▶ **Problem requirements**
Find every line in the records that holds the string "system". Copy each one.

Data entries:
>> START

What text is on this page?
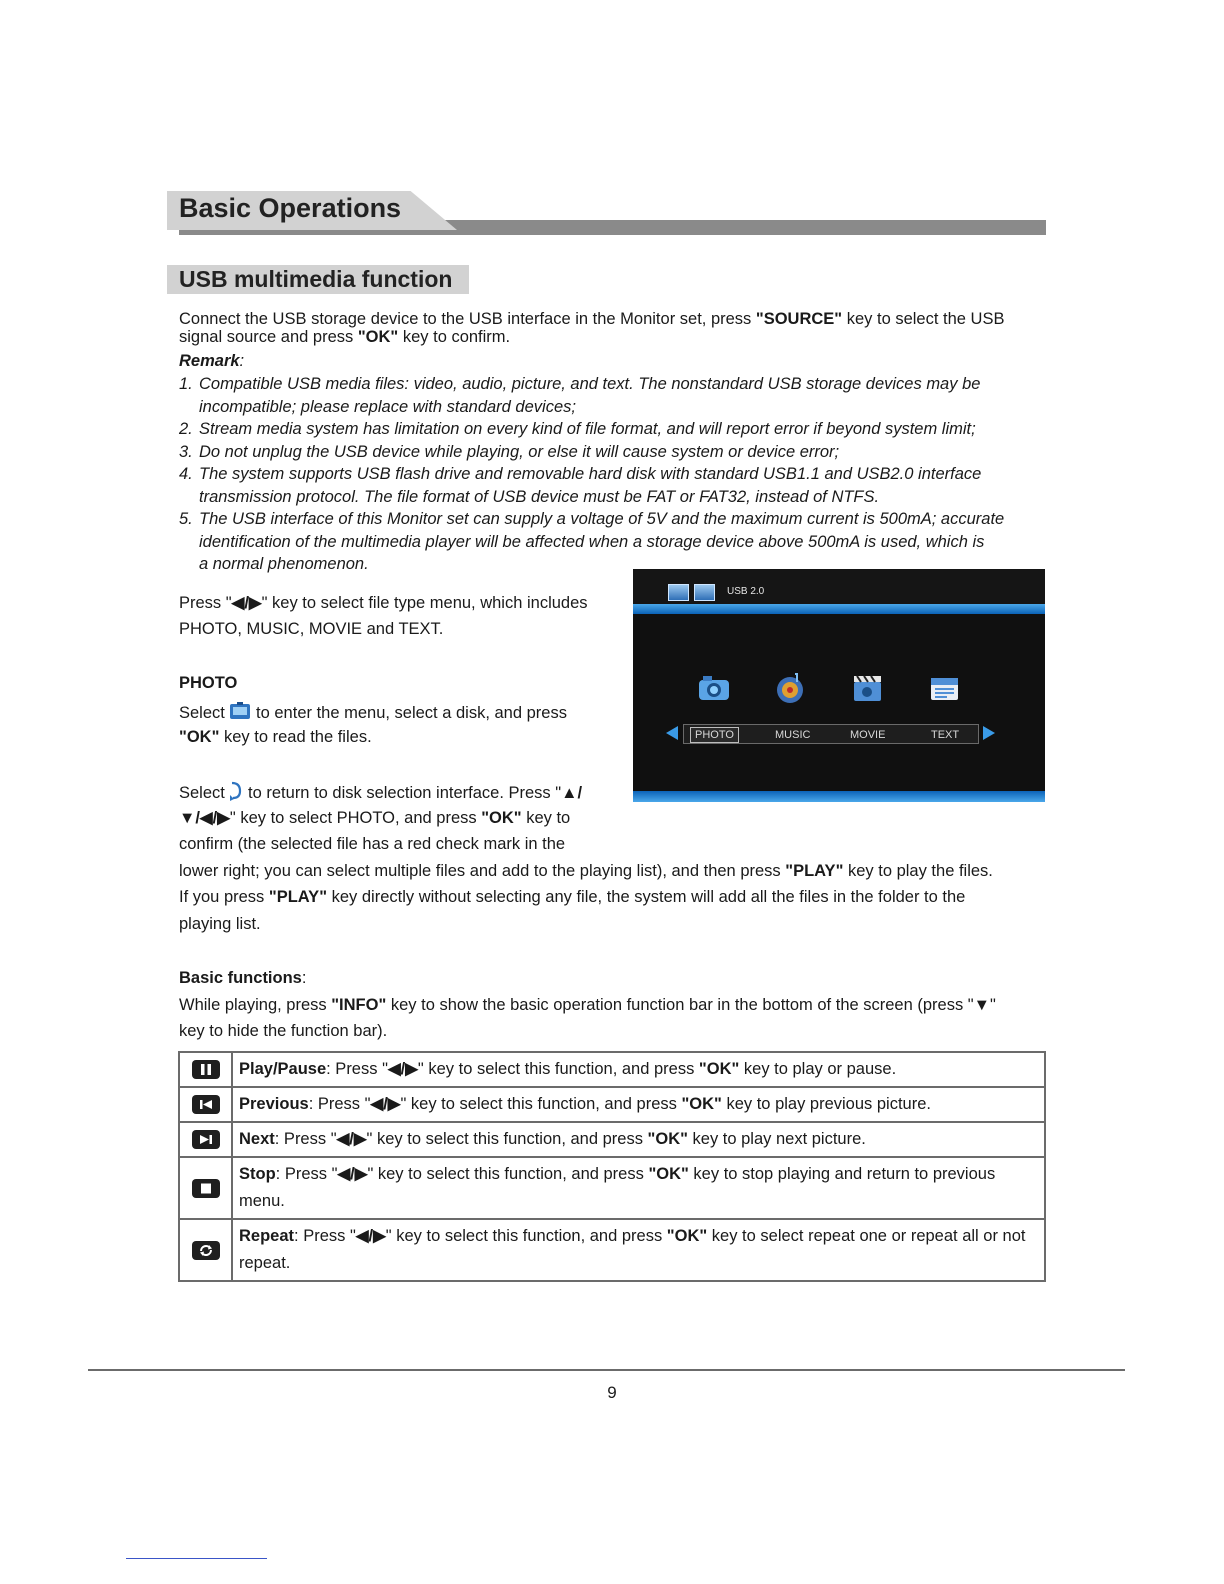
Basic Operations
USB multimedia function
Connect the USB storage device to the USB interface in the Monitor set, press "SOURCE" key to select the USB signal source and press "OK" key to confirm.
Remark:
1. Compatible USB media files: video, audio, picture, and text. The nonstandard USB storage devices may be
incompatible; please replace with standard devices;
2. Stream media system has limitation on every kind of file format, and will report error if beyond system limit;
3. Do not unplug the USB device while playing, or else it will cause system or device error;
4. The system supports USB flash drive and removable hard disk with standard USB1.1 and USB2.0 interface
transmission protocol. The file format of USB device must be FAT or FAT32, instead of NTFS.
5. The USB interface of this Monitor set can supply a voltage of 5V and the maximum current is 500mA; accurate
identification of the multimedia player will be affected when a storage device above 500mA is used, which is
a normal phenomenon.
Press "◀/▶" key to select file type menu, which includes
PHOTO, MUSIC, MOVIE and TEXT.
PHOTO
Select  to enter the menu, select a disk, and press
"OK" key to read the files.
Select  to return to disk selection interface. Press "▲/
▼/◀/▶" key to select PHOTO, and press "OK" key to
confirm (the selected file has a red check mark in the
lower right; you can select multiple files and add to the playing list), and then press "PLAY" key to play the files.
If you press "PLAY" key directly without selecting any file, the system will add all the files in the folder to the
playing list.
Basic functions:
While playing, press "INFO" key to show the basic operation function bar in the bottom of the screen (press "▼"
key to hide the function bar).
USB 2.0
PHOTO	MUSIC	MOVIE	TEXT
	Play/Pause: Press "◀/▶" key to select this function, and press "OK" key to play or pause.

	Previous: Press "◀/▶" key to select this function, and press "OK" key to play previous picture.

	Next: Press "◀/▶" key to select this function, and press "OK" key to play next picture.

	Stop: Press "◀/▶" key to select this function, and press "OK" key to stop playing and return to previous menu.

	Repeat: Press "◀/▶" key to select this function, and press "OK" key to select repeat one or repeat all or not repeat.
9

>> END

▶ **Exercise result**
2. Stream media system has limitation on every kind of file format, and will report error if beyond system limit;
3. Do not unplug the USB device while playing, or else it will cause system or device error;
4. The system supports USB flash drive and removable hard disk with standard USB1.1 and USB2.0 interface
If you press "PLAY" key directly without selecting any file, the system will add all the files in the folder to the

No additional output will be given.